_Task brief_: Select from the records below every line that has the word "Global" in it.

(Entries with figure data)
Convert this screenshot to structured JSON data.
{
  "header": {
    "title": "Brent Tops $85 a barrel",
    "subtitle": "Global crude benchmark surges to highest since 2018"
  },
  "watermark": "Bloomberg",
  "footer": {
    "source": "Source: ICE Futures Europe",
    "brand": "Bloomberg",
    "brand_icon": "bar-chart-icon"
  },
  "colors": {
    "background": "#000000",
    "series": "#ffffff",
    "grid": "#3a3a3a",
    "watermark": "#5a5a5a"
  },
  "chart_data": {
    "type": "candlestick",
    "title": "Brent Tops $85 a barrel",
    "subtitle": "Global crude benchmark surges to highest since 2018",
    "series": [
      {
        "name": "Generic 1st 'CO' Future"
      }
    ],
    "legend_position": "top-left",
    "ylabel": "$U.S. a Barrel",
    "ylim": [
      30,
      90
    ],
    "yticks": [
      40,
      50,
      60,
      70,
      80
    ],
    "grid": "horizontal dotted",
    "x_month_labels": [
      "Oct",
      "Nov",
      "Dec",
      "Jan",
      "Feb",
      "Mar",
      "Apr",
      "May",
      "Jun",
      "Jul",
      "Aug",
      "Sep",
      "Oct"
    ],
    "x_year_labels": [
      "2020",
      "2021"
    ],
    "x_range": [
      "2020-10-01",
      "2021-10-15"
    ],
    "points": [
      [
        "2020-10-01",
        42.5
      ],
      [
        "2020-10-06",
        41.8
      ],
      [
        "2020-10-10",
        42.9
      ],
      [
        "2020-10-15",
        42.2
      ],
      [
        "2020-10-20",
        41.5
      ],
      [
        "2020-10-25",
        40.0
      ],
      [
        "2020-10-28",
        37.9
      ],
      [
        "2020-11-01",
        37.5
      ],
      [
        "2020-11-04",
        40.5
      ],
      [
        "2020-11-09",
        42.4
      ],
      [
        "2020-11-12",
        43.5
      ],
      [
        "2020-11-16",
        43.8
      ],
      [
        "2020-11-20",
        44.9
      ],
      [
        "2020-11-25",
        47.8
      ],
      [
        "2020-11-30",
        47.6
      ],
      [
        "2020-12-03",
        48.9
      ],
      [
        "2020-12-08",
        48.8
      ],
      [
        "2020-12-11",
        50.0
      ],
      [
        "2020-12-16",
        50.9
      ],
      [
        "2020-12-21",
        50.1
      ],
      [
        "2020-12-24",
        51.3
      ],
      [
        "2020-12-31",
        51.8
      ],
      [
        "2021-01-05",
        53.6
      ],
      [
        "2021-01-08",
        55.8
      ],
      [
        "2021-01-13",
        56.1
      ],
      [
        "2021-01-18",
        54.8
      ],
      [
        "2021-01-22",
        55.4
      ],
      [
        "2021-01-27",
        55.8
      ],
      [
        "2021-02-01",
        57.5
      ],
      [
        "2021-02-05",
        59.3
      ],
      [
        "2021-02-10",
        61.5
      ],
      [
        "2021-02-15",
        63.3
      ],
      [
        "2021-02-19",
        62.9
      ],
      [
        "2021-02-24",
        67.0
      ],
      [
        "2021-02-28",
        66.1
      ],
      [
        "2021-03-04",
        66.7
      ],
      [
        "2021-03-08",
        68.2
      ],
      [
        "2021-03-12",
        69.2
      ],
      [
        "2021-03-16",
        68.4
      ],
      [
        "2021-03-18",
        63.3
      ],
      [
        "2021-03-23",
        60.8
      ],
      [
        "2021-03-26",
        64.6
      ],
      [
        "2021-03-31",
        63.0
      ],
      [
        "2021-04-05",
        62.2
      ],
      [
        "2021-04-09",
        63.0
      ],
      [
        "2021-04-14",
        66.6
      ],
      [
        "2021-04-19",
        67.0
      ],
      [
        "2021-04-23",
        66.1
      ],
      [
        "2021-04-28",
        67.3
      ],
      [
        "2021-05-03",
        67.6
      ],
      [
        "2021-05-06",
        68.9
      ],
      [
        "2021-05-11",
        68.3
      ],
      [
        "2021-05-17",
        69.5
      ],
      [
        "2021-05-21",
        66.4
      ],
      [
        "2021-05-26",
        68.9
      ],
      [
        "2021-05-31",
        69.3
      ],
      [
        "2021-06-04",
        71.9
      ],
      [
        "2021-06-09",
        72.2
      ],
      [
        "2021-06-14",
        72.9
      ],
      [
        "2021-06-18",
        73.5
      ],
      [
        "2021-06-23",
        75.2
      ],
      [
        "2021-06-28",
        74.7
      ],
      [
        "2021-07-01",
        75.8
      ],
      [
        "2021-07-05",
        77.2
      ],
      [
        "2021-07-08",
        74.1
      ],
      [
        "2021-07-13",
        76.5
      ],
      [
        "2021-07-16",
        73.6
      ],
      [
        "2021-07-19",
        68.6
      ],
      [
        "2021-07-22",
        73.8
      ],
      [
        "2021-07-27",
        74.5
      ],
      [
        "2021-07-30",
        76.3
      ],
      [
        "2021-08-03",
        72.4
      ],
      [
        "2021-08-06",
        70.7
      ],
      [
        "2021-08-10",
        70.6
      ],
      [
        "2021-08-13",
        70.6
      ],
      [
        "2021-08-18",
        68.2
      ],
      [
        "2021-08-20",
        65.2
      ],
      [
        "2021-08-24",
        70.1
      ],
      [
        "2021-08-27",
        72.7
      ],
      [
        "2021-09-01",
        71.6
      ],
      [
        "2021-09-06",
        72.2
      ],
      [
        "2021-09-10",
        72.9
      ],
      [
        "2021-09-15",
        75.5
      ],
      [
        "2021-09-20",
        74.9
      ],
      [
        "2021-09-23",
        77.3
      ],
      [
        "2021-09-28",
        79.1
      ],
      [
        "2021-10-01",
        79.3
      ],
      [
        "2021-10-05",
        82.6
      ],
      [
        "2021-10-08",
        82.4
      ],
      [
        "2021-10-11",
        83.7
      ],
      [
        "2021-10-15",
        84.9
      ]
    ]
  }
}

_Solution for this exercise_:
    "subtitle": "Global crude benchmark surges to highest since 2018"
    "subtitle": "Global crude benchmark surges to highest since 2018",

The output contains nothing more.